Entries taken from a collection:
** start **
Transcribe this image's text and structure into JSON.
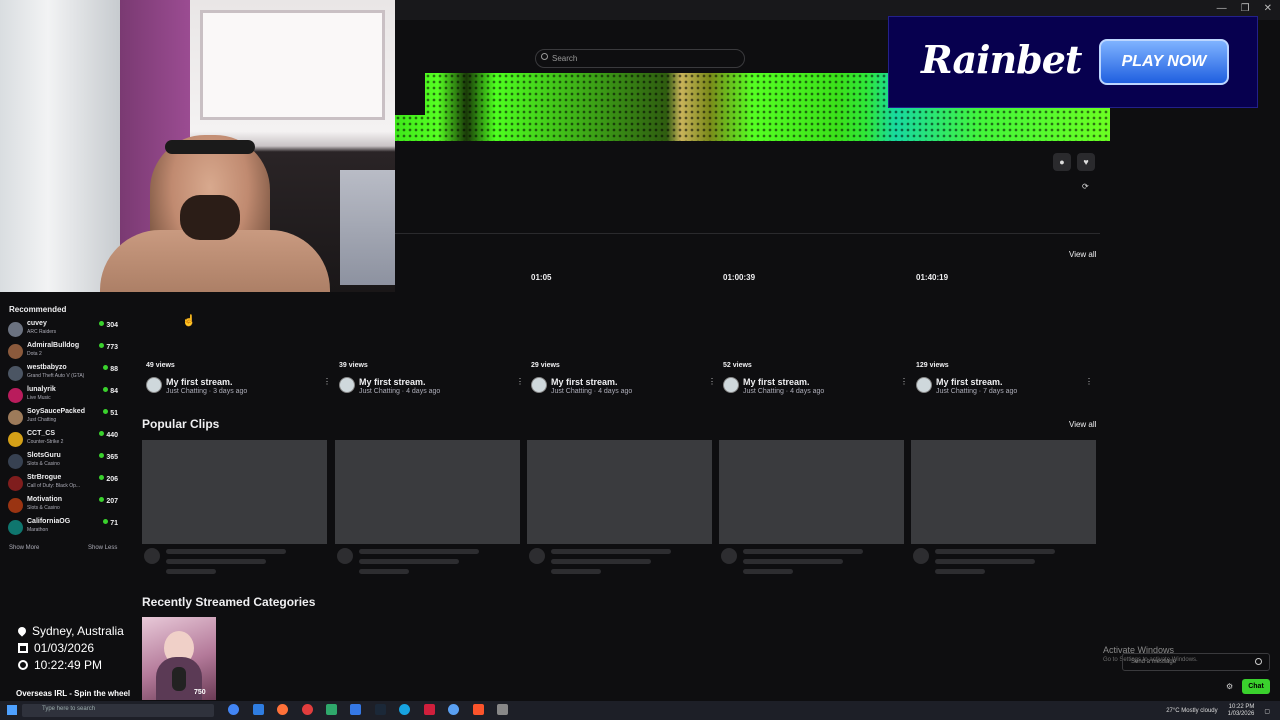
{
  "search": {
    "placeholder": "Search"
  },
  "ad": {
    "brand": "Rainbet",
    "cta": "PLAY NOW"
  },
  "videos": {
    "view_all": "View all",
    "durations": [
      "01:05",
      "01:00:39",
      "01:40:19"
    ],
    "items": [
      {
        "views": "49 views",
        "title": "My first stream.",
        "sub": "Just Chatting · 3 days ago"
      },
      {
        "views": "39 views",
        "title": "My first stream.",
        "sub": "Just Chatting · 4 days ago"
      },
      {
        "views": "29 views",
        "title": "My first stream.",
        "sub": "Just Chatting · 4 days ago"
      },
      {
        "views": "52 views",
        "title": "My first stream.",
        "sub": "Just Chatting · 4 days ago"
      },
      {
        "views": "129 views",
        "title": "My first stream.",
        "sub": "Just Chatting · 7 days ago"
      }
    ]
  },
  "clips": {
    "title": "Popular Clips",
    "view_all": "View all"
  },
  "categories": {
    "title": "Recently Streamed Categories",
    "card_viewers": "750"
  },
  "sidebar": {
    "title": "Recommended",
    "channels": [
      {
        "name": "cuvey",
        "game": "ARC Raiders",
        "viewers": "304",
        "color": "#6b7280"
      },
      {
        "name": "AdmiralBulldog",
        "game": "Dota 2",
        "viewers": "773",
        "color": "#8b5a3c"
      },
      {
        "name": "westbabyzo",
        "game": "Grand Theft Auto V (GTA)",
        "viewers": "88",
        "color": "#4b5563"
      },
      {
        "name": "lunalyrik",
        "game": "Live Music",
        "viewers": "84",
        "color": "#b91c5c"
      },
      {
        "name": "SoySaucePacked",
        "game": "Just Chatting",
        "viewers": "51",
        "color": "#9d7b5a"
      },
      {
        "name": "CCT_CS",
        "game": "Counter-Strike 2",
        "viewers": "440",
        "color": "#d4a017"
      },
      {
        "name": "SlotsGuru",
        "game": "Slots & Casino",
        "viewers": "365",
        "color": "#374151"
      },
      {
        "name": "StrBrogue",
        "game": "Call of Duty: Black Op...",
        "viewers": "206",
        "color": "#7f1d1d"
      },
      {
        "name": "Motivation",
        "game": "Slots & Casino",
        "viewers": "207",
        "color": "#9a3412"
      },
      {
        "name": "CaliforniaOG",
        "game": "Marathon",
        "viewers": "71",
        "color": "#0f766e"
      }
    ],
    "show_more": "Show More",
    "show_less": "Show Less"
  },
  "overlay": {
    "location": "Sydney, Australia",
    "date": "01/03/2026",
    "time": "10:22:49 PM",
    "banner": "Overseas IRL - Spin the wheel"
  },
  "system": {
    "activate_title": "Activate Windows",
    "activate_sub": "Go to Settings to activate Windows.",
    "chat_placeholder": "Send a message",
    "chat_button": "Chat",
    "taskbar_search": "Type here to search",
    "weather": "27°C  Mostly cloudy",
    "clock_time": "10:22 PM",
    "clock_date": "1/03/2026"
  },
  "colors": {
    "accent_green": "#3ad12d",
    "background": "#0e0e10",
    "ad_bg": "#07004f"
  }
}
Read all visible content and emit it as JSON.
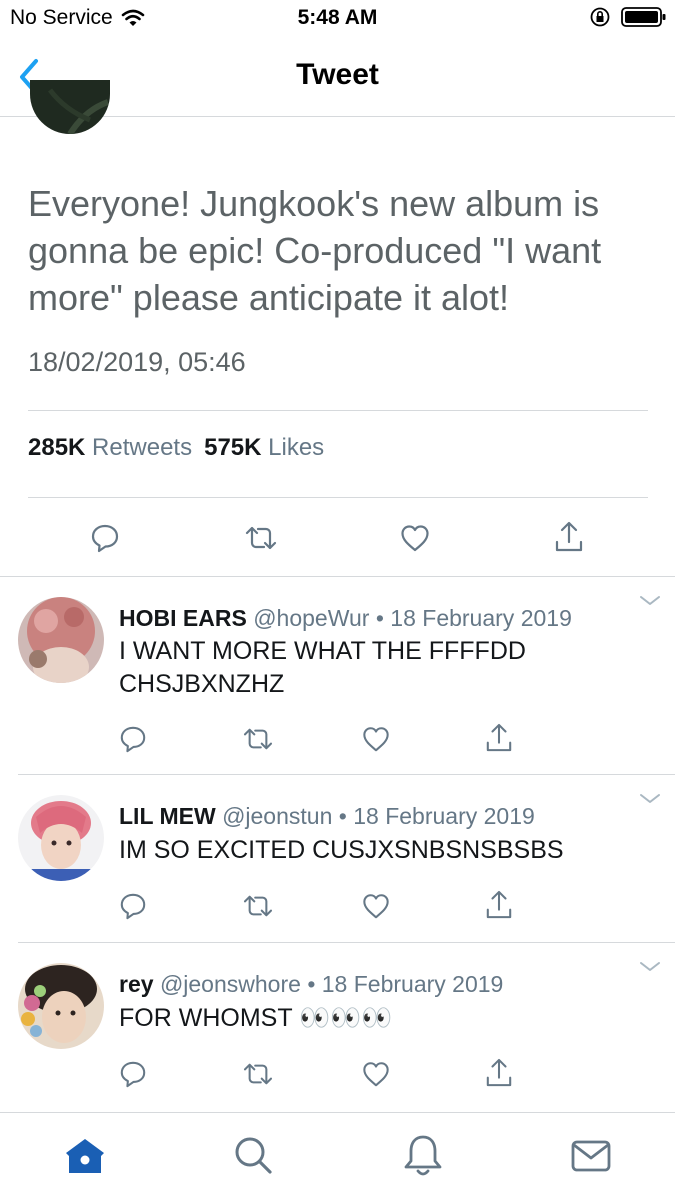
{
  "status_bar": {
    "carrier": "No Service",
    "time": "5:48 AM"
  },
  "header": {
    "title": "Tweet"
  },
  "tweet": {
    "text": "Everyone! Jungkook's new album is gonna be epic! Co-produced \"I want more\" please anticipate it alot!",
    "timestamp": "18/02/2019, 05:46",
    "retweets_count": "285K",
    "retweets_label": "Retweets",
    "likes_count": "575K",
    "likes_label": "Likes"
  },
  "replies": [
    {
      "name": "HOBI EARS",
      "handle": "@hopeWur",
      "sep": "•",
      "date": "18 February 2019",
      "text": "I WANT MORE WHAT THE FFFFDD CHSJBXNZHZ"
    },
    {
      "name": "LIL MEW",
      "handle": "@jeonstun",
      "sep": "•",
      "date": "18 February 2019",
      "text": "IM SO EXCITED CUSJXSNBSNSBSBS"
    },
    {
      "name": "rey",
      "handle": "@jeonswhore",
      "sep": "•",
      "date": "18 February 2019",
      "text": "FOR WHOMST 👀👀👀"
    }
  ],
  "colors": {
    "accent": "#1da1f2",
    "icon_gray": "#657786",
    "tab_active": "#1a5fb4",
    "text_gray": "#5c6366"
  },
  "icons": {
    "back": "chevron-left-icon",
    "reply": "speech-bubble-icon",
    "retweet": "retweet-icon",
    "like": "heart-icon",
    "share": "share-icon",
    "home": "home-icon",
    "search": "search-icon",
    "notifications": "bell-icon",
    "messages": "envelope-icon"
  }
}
** end **
Exercise:
Search the records for the word "Show", then list every line that has it.

Problem solution:
    "show_more": "Show More",
    "show_less": "Show Less"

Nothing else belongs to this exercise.